Repeat every entry word for word, but leave the images out of your copy.

[Figure content listings]
—————
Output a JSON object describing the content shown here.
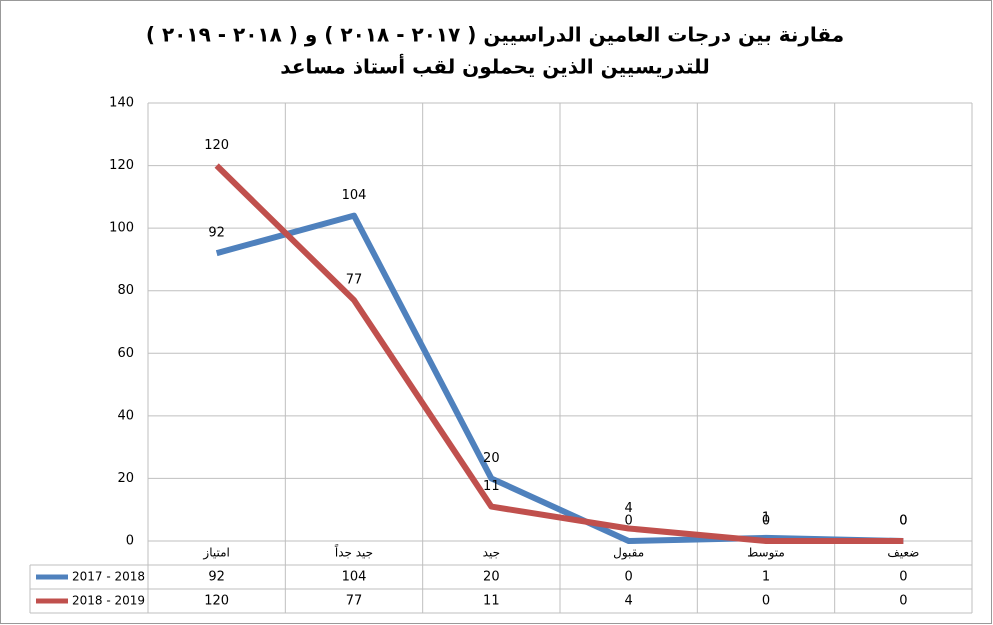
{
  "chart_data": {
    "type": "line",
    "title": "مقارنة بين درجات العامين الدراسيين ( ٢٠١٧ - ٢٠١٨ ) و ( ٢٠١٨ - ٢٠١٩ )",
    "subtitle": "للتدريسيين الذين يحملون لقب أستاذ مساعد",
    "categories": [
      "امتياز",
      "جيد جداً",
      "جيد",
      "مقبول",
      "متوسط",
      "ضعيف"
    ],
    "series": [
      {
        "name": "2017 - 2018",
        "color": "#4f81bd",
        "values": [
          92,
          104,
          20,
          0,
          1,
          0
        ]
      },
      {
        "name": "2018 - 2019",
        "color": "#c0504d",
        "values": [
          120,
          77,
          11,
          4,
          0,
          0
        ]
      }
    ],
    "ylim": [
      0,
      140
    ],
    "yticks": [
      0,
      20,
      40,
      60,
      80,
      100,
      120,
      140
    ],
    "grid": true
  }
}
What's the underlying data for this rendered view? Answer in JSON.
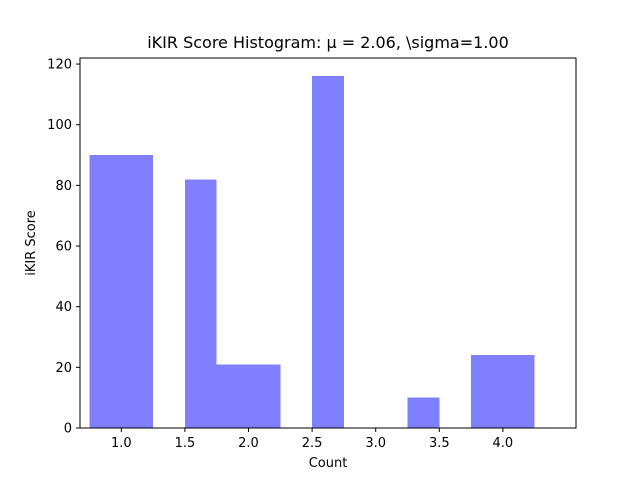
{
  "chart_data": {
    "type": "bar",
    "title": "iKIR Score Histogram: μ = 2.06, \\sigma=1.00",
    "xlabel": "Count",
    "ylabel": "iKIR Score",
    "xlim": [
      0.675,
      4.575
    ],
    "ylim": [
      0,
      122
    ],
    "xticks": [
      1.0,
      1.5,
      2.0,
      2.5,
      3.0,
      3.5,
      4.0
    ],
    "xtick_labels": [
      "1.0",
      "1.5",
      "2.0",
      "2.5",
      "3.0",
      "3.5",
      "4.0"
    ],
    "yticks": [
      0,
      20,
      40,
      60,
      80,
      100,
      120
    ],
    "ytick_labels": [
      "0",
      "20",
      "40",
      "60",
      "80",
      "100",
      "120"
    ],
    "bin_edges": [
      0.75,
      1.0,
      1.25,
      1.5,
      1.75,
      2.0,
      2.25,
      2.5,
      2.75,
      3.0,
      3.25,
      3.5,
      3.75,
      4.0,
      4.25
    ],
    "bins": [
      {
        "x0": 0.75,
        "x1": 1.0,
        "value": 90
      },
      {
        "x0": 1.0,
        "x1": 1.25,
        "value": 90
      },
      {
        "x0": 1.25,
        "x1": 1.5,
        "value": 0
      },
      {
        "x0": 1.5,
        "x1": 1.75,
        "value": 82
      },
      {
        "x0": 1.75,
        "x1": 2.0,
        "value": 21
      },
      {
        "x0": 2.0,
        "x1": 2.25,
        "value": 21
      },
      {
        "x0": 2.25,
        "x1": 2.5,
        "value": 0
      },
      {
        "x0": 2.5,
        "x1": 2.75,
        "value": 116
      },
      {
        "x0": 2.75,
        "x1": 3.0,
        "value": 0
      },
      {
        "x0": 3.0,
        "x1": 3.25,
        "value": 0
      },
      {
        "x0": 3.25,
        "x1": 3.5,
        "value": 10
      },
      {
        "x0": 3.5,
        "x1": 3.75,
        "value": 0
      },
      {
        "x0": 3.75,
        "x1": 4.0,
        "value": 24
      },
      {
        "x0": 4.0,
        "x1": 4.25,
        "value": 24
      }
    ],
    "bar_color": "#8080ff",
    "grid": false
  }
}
—————
- **RESPONSE BELOW**
Output a JSON object describing the content shown here.
{
  "chart_data": {
    "type": "line",
    "title": "مقارنة بين درجات العامين الدراسيين ( ٢٠١٧ - ٢٠١٨ ) و ( ٢٠١٨ - ٢٠١٩ )",
    "subtitle": "للتدريسيين الذين يحملون لقب أستاذ مساعد",
    "categories": [
      "امتياز",
      "جيد جداً",
      "جيد",
      "مقبول",
      "متوسط",
      "ضعيف"
    ],
    "series": [
      {
        "name": "2017 - 2018",
        "color": "#4f81bd",
        "values": [
          92,
          104,
          20,
          0,
          1,
          0
        ]
      },
      {
        "name": "2018 - 2019",
        "color": "#c0504d",
        "values": [
          120,
          77,
          11,
          4,
          0,
          0
        ]
      }
    ],
    "ylim": [
      0,
      140
    ],
    "yticks": [
      0,
      20,
      40,
      60,
      80,
      100,
      120,
      140
    ],
    "grid": true
  }
}
What's the underlying data for this rendered view? Answer in JSON.
{
  "chart_data": {
    "type": "bar",
    "title": "iKIR Score Histogram: μ = 2.06, \\sigma=1.00",
    "xlabel": "Count",
    "ylabel": "iKIR Score",
    "xlim": [
      0.675,
      4.575
    ],
    "ylim": [
      0,
      122
    ],
    "xticks": [
      1.0,
      1.5,
      2.0,
      2.5,
      3.0,
      3.5,
      4.0
    ],
    "xtick_labels": [
      "1.0",
      "1.5",
      "2.0",
      "2.5",
      "3.0",
      "3.5",
      "4.0"
    ],
    "yticks": [
      0,
      20,
      40,
      60,
      80,
      100,
      120
    ],
    "ytick_labels": [
      "0",
      "20",
      "40",
      "60",
      "80",
      "100",
      "120"
    ],
    "bin_edges": [
      0.75,
      1.0,
      1.25,
      1.5,
      1.75,
      2.0,
      2.25,
      2.5,
      2.75,
      3.0,
      3.25,
      3.5,
      3.75,
      4.0,
      4.25
    ],
    "bins": [
      {
        "x0": 0.75,
        "x1": 1.0,
        "value": 90
      },
      {
        "x0": 1.0,
        "x1": 1.25,
        "value": 90
      },
      {
        "x0": 1.25,
        "x1": 1.5,
        "value": 0
      },
      {
        "x0": 1.5,
        "x1": 1.75,
        "value": 82
      },
      {
        "x0": 1.75,
        "x1": 2.0,
        "value": 21
      },
      {
        "x0": 2.0,
        "x1": 2.25,
        "value": 21
      },
      {
        "x0": 2.25,
        "x1": 2.5,
        "value": 0
      },
      {
        "x0": 2.5,
        "x1": 2.75,
        "value": 116
      },
      {
        "x0": 2.75,
        "x1": 3.0,
        "value": 0
      },
      {
        "x0": 3.0,
        "x1": 3.25,
        "value": 0
      },
      {
        "x0": 3.25,
        "x1": 3.5,
        "value": 10
      },
      {
        "x0": 3.5,
        "x1": 3.75,
        "value": 0
      },
      {
        "x0": 3.75,
        "x1": 4.0,
        "value": 24
      },
      {
        "x0": 4.0,
        "x1": 4.25,
        "value": 24
      }
    ],
    "bar_color": "#8080ff",
    "grid": false
  }
}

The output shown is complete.